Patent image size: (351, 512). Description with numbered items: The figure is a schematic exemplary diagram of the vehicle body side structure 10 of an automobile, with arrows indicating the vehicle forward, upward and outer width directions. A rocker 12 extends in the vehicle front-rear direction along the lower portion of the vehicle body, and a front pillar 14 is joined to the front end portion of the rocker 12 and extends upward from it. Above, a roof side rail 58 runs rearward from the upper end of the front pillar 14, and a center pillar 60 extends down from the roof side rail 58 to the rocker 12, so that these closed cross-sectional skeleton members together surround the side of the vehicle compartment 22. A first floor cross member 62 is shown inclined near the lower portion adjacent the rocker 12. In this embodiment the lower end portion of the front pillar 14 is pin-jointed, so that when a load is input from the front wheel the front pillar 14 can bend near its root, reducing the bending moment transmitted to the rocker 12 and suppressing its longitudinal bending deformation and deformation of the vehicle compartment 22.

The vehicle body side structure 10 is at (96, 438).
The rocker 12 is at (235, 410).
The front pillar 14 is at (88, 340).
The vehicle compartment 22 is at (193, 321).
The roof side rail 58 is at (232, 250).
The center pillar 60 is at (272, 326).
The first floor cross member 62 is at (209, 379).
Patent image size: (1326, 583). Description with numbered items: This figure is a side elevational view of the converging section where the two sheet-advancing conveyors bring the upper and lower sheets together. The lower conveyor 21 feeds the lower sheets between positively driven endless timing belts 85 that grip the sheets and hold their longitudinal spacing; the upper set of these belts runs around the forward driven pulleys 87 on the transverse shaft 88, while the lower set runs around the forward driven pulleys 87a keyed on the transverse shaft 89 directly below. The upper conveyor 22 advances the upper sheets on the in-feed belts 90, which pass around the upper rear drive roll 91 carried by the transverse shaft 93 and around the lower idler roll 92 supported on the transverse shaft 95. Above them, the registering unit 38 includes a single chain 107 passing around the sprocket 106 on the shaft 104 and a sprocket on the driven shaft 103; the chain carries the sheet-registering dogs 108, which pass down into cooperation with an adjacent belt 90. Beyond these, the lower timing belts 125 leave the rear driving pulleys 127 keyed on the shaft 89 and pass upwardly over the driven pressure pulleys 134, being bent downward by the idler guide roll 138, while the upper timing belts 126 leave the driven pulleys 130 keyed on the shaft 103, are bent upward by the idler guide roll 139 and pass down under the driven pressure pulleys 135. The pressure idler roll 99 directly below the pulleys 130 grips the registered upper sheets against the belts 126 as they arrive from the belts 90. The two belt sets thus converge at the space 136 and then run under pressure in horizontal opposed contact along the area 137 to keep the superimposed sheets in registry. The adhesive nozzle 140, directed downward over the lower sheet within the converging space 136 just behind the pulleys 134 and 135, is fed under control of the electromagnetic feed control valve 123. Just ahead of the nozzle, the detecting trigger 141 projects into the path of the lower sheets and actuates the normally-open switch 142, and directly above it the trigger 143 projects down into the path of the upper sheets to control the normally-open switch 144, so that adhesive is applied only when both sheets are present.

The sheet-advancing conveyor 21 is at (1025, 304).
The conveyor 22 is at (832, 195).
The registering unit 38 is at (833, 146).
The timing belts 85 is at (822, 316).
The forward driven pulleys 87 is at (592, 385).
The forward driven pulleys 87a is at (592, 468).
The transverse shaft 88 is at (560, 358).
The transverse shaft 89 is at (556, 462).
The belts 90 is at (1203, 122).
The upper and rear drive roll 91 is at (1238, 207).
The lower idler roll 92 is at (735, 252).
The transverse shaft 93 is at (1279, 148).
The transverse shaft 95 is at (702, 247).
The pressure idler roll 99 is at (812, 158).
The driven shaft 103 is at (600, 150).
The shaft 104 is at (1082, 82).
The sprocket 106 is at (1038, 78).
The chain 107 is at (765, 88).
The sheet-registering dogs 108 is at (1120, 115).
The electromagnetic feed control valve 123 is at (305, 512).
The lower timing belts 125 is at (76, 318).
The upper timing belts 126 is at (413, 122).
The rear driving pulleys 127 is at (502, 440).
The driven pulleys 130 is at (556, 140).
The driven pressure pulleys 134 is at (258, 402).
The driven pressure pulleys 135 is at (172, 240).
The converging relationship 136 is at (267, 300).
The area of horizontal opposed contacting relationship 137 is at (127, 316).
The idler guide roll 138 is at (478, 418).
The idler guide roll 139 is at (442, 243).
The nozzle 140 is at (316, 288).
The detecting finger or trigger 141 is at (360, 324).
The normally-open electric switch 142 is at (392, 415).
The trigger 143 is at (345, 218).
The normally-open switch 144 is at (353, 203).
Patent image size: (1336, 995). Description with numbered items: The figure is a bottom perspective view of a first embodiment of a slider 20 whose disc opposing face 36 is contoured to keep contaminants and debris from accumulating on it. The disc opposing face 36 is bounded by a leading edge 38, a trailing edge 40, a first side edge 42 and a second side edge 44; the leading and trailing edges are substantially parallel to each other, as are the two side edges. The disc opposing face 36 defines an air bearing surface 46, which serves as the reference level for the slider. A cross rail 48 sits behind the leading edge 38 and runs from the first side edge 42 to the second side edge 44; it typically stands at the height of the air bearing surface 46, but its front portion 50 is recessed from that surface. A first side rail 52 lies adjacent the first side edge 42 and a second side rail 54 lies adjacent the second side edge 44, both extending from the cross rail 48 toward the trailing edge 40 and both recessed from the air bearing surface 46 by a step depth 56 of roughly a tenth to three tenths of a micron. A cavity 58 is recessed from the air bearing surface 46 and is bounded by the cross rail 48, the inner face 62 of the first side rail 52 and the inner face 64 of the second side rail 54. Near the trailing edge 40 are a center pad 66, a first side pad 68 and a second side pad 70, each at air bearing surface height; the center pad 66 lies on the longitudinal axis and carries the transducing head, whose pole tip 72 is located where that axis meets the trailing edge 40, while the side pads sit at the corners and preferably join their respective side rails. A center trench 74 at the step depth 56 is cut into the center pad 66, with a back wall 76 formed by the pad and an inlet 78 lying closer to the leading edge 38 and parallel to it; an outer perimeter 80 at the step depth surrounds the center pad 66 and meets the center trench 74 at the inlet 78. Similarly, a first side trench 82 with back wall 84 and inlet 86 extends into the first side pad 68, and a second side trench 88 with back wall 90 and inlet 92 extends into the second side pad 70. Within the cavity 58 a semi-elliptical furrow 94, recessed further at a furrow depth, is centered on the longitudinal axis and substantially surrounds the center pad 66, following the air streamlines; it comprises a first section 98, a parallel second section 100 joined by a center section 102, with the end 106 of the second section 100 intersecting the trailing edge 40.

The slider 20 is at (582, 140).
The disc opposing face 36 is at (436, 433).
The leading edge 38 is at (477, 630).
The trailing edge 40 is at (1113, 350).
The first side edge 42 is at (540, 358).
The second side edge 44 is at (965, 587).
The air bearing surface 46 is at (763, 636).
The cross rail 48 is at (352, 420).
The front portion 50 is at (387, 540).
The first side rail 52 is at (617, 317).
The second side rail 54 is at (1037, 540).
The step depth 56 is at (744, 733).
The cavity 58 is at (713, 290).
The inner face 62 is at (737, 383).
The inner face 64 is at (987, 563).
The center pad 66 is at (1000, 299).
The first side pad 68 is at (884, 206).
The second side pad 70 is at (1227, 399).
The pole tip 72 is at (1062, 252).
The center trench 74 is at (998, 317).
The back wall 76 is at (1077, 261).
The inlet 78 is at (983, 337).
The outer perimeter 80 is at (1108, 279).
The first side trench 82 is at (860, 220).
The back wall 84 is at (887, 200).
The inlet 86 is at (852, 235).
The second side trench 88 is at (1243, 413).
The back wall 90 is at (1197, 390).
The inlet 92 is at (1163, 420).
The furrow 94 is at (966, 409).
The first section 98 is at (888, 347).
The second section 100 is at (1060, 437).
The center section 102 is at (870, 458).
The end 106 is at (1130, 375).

**TASK PROMPT**
Copy out all of the records above word for word, keeping every line the same.

**SOLUTION TO THIS PROBLEM**
Patent image size: (351, 512). Description with numbered items: The figure is a schematic exemplary diagram of the vehicle body side structure 10 of an automobile, with arrows indicating the vehicle forward, upward and outer width directions. A rocker 12 extends in the vehicle front-rear direction along the lower portion of the vehicle body, and a front pillar 14 is joined to the front end portion of the rocker 12 and extends upward from it. Above, a roof side rail 58 runs rearward from the upper end of the front pillar 14, and a center pillar 60 extends down from the roof side rail 58 to the rocker 12, so that these closed cross-sectional skeleton members together surround the side of the vehicle compartment 22. A first floor cross member 62 is shown inclined near the lower portion adjacent the rocker 12. In this embodiment the lower end portion of the front pillar 14 is pin-jointed, so that when a load is input from the front wheel the front pillar 14 can bend near its root, reducing the bending moment transmitted to the rocker 12 and suppressing its longitudinal bending deformation and deformation of the vehicle compartment 22.

The vehicle body side structure 10 is at (96, 438).
The rocker 12 is at (235, 410).
The front pillar 14 is at (88, 340).
The vehicle compartment 22 is at (193, 321).
The roof side rail 58 is at (232, 250).
The center pillar 60 is at (272, 326).
The first floor cross member 62 is at (209, 379).
Patent image size: (1326, 583). Description with numbered items: This figure is a side elevational view of the converging section where the two sheet-advancing conveyors bring the upper and lower sheets together. The lower conveyor 21 feeds the lower sheets between positively driven endless timing belts 85 that grip the sheets and hold their longitudinal spacing; the upper set of these belts runs around the forward driven pulleys 87 on the transverse shaft 88, while the lower set runs around the forward driven pulleys 87a keyed on the transverse shaft 89 directly below. The upper conveyor 22 advances the upper sheets on the in-feed belts 90, which pass around the upper rear drive roll 91 carried by the transverse shaft 93 and around the lower idler roll 92 supported on the transverse shaft 95. Above them, the registering unit 38 includes a single chain 107 passing around the sprocket 106 on the shaft 104 and a sprocket on the driven shaft 103; the chain carries the sheet-registering dogs 108, which pass down into cooperation with an adjacent belt 90. Beyond these, the lower timing belts 125 leave the rear driving pulleys 127 keyed on the shaft 89 and pass upwardly over the driven pressure pulleys 134, being bent downward by the idler guide roll 138, while the upper timing belts 126 leave the driven pulleys 130 keyed on the shaft 103, are bent upward by the idler guide roll 139 and pass down under the driven pressure pulleys 135. The pressure idler roll 99 directly below the pulleys 130 grips the registered upper sheets against the belts 126 as they arrive from the belts 90. The two belt sets thus converge at the space 136 and then run under pressure in horizontal opposed contact along the area 137 to keep the superimposed sheets in registry. The adhesive nozzle 140, directed downward over the lower sheet within the converging space 136 just behind the pulleys 134 and 135, is fed under control of the electromagnetic feed control valve 123. Just ahead of the nozzle, the detecting trigger 141 projects into the path of the lower sheets and actuates the normally-open switch 142, and directly above it the trigger 143 projects down into the path of the upper sheets to control the normally-open switch 144, so that adhesive is applied only when both sheets are present.

The sheet-advancing conveyor 21 is at (1025, 304).
The conveyor 22 is at (832, 195).
The registering unit 38 is at (833, 146).
The timing belts 85 is at (822, 316).
The forward driven pulleys 87 is at (592, 385).
The forward driven pulleys 87a is at (592, 468).
The transverse shaft 88 is at (560, 358).
The transverse shaft 89 is at (556, 462).
The belts 90 is at (1203, 122).
The upper and rear drive roll 91 is at (1238, 207).
The lower idler roll 92 is at (735, 252).
The transverse shaft 93 is at (1279, 148).
The transverse shaft 95 is at (702, 247).
The pressure idler roll 99 is at (812, 158).
The driven shaft 103 is at (600, 150).
The shaft 104 is at (1082, 82).
The sprocket 106 is at (1038, 78).
The chain 107 is at (765, 88).
The sheet-registering dogs 108 is at (1120, 115).
The electromagnetic feed control valve 123 is at (305, 512).
The lower timing belts 125 is at (76, 318).
The upper timing belts 126 is at (413, 122).
The rear driving pulleys 127 is at (502, 440).
The driven pulleys 130 is at (556, 140).
The driven pressure pulleys 134 is at (258, 402).
The driven pressure pulleys 135 is at (172, 240).
The converging relationship 136 is at (267, 300).
The area of horizontal opposed contacting relationship 137 is at (127, 316).
The idler guide roll 138 is at (478, 418).
The idler guide roll 139 is at (442, 243).
The nozzle 140 is at (316, 288).
The detecting finger or trigger 141 is at (360, 324).
The normally-open electric switch 142 is at (392, 415).
The trigger 143 is at (345, 218).
The normally-open switch 144 is at (353, 203).
Patent image size: (1336, 995). Description with numbered items: The figure is a bottom perspective view of a first embodiment of a slider 20 whose disc opposing face 36 is contoured to keep contaminants and debris from accumulating on it. The disc opposing face 36 is bounded by a leading edge 38, a trailing edge 40, a first side edge 42 and a second side edge 44; the leading and trailing edges are substantially parallel to each other, as are the two side edges. The disc opposing face 36 defines an air bearing surface 46, which serves as the reference level for the slider. A cross rail 48 sits behind the leading edge 38 and runs from the first side edge 42 to the second side edge 44; it typically stands at the height of the air bearing surface 46, but its front portion 50 is recessed from that surface. A first side rail 52 lies adjacent the first side edge 42 and a second side rail 54 lies adjacent the second side edge 44, both extending from the cross rail 48 toward the trailing edge 40 and both recessed from the air bearing surface 46 by a step depth 56 of roughly a tenth to three tenths of a micron. A cavity 58 is recessed from the air bearing surface 46 and is bounded by the cross rail 48, the inner face 62 of the first side rail 52 and the inner face 64 of the second side rail 54. Near the trailing edge 40 are a center pad 66, a first side pad 68 and a second side pad 70, each at air bearing surface height; the center pad 66 lies on the longitudinal axis and carries the transducing head, whose pole tip 72 is located where that axis meets the trailing edge 40, while the side pads sit at the corners and preferably join their respective side rails. A center trench 74 at the step depth 56 is cut into the center pad 66, with a back wall 76 formed by the pad and an inlet 78 lying closer to the leading edge 38 and parallel to it; an outer perimeter 80 at the step depth surrounds the center pad 66 and meets the center trench 74 at the inlet 78. Similarly, a first side trench 82 with back wall 84 and inlet 86 extends into the first side pad 68, and a second side trench 88 with back wall 90 and inlet 92 extends into the second side pad 70. Within the cavity 58 a semi-elliptical furrow 94, recessed further at a furrow depth, is centered on the longitudinal axis and substantially surrounds the center pad 66, following the air streamlines; it comprises a first section 98, a parallel second section 100 joined by a center section 102, with the end 106 of the second section 100 intersecting the trailing edge 40.

The slider 20 is at (582, 140).
The disc opposing face 36 is at (436, 433).
The leading edge 38 is at (477, 630).
The trailing edge 40 is at (1113, 350).
The first side edge 42 is at (540, 358).
The second side edge 44 is at (965, 587).
The air bearing surface 46 is at (763, 636).
The cross rail 48 is at (352, 420).
The front portion 50 is at (387, 540).
The first side rail 52 is at (617, 317).
The second side rail 54 is at (1037, 540).
The step depth 56 is at (744, 733).
The cavity 58 is at (713, 290).
The inner face 62 is at (737, 383).
The inner face 64 is at (987, 563).
The center pad 66 is at (1000, 299).
The first side pad 68 is at (884, 206).
The second side pad 70 is at (1227, 399).
The pole tip 72 is at (1062, 252).
The center trench 74 is at (998, 317).
The back wall 76 is at (1077, 261).
The inlet 78 is at (983, 337).
The outer perimeter 80 is at (1108, 279).
The first side trench 82 is at (860, 220).
The back wall 84 is at (887, 200).
The inlet 86 is at (852, 235).
The second side trench 88 is at (1243, 413).
The back wall 90 is at (1197, 390).
The inlet 92 is at (1163, 420).
The furrow 94 is at (966, 409).
The first section 98 is at (888, 347).
The second section 100 is at (1060, 437).
The center section 102 is at (870, 458).
The end 106 is at (1130, 375).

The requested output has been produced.